### What you have to do
Copy each line in the data that includes the word "rate".

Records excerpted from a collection

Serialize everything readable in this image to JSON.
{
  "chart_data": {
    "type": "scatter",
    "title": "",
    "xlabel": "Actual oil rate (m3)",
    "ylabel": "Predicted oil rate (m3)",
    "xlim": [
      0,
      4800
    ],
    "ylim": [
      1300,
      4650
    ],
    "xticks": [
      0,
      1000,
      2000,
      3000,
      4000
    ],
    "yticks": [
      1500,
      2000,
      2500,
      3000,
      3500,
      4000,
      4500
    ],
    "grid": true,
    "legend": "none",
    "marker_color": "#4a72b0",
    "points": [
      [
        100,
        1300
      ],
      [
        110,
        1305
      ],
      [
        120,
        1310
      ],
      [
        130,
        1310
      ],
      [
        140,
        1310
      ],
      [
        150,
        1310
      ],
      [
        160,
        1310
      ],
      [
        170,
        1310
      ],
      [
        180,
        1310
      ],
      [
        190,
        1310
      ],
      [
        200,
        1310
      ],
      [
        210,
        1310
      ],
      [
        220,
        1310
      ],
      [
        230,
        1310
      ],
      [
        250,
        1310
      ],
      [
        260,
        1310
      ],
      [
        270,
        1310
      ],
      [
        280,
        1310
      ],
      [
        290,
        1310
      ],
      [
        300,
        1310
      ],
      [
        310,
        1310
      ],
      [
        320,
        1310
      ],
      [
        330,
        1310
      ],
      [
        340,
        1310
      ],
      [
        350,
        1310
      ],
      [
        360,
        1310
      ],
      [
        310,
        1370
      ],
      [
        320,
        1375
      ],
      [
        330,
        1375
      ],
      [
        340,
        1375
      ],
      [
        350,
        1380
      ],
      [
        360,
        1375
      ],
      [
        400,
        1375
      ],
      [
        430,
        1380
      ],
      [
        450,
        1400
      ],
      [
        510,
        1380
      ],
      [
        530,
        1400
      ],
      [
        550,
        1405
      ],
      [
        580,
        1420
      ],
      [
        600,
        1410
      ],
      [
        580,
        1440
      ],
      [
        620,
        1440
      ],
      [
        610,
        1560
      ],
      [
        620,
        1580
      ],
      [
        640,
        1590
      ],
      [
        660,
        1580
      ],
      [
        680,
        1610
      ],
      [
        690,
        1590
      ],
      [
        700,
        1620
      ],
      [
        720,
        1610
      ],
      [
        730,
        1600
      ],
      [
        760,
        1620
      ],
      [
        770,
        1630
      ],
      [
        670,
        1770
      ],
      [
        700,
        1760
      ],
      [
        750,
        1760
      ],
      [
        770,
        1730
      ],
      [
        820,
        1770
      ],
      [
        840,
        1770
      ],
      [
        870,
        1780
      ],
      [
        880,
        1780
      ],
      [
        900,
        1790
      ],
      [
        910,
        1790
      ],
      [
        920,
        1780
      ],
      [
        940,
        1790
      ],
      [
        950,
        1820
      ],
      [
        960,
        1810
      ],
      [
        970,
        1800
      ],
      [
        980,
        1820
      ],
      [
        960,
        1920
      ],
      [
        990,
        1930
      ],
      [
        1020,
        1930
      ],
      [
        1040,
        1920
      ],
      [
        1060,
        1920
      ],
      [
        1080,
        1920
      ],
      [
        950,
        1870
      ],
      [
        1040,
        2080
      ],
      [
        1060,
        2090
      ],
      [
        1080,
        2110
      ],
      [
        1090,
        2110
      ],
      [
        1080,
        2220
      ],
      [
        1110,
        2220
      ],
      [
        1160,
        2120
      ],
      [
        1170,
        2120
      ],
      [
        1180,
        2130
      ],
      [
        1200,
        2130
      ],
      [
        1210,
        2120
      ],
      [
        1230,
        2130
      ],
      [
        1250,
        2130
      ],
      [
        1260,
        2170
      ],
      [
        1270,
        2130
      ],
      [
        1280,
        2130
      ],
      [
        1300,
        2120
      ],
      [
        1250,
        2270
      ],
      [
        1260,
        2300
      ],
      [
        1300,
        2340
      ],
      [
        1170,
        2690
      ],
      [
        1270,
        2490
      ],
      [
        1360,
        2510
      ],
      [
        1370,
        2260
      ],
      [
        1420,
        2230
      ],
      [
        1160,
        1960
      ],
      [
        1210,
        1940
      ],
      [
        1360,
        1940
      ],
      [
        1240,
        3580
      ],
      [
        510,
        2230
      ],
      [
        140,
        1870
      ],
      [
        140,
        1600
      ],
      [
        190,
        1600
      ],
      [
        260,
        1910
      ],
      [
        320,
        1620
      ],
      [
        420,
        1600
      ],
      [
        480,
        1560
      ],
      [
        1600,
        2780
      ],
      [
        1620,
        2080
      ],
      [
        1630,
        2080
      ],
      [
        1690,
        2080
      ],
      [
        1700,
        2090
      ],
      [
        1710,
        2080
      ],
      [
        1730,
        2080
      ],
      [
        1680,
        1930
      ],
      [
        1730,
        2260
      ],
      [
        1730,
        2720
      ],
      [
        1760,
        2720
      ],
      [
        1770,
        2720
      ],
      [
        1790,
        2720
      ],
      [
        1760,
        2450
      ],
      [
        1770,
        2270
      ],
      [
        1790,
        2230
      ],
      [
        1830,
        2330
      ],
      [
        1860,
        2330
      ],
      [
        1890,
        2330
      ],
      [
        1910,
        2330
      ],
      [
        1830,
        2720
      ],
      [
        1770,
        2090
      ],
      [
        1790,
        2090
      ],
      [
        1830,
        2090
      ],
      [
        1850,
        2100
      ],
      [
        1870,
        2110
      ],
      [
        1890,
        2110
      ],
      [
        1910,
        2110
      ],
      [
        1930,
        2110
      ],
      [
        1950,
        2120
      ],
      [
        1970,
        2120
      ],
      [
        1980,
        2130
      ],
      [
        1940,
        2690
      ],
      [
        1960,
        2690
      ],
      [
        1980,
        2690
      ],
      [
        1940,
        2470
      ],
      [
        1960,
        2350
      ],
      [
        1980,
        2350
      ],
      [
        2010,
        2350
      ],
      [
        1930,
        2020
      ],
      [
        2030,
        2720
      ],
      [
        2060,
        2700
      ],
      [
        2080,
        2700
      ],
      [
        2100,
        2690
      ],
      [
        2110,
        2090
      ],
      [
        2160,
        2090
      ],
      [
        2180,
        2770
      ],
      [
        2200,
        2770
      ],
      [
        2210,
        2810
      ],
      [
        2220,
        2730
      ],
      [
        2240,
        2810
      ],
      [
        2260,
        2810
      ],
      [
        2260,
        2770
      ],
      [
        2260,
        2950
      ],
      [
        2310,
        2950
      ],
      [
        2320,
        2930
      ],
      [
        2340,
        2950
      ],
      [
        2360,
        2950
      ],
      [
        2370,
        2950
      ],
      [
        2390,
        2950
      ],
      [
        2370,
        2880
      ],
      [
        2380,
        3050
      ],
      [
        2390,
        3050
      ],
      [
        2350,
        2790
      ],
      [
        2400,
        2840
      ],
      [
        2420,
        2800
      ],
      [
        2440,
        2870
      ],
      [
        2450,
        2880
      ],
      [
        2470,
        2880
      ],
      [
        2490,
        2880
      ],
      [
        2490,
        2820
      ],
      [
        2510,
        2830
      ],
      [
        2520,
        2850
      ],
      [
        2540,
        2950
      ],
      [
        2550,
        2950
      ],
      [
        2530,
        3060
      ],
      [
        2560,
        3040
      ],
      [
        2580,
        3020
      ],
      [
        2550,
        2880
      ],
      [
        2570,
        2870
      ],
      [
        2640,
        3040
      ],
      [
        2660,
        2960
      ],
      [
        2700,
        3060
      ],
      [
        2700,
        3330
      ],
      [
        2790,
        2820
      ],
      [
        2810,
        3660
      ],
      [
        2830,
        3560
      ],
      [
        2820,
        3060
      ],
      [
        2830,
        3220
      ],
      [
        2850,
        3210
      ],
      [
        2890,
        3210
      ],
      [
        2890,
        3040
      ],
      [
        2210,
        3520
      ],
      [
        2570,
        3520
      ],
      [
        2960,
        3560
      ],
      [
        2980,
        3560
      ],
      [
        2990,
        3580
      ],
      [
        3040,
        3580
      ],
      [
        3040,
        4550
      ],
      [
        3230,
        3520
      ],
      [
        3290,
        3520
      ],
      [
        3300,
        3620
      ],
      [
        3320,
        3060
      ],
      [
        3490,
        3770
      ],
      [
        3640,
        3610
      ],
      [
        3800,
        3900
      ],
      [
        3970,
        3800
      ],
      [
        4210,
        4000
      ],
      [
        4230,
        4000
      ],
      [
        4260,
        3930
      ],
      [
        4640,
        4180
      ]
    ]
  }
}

### Answer to this task
    "xlabel": "Actual oil rate (m3)",
    "ylabel": "Predicted oil rate (m3)",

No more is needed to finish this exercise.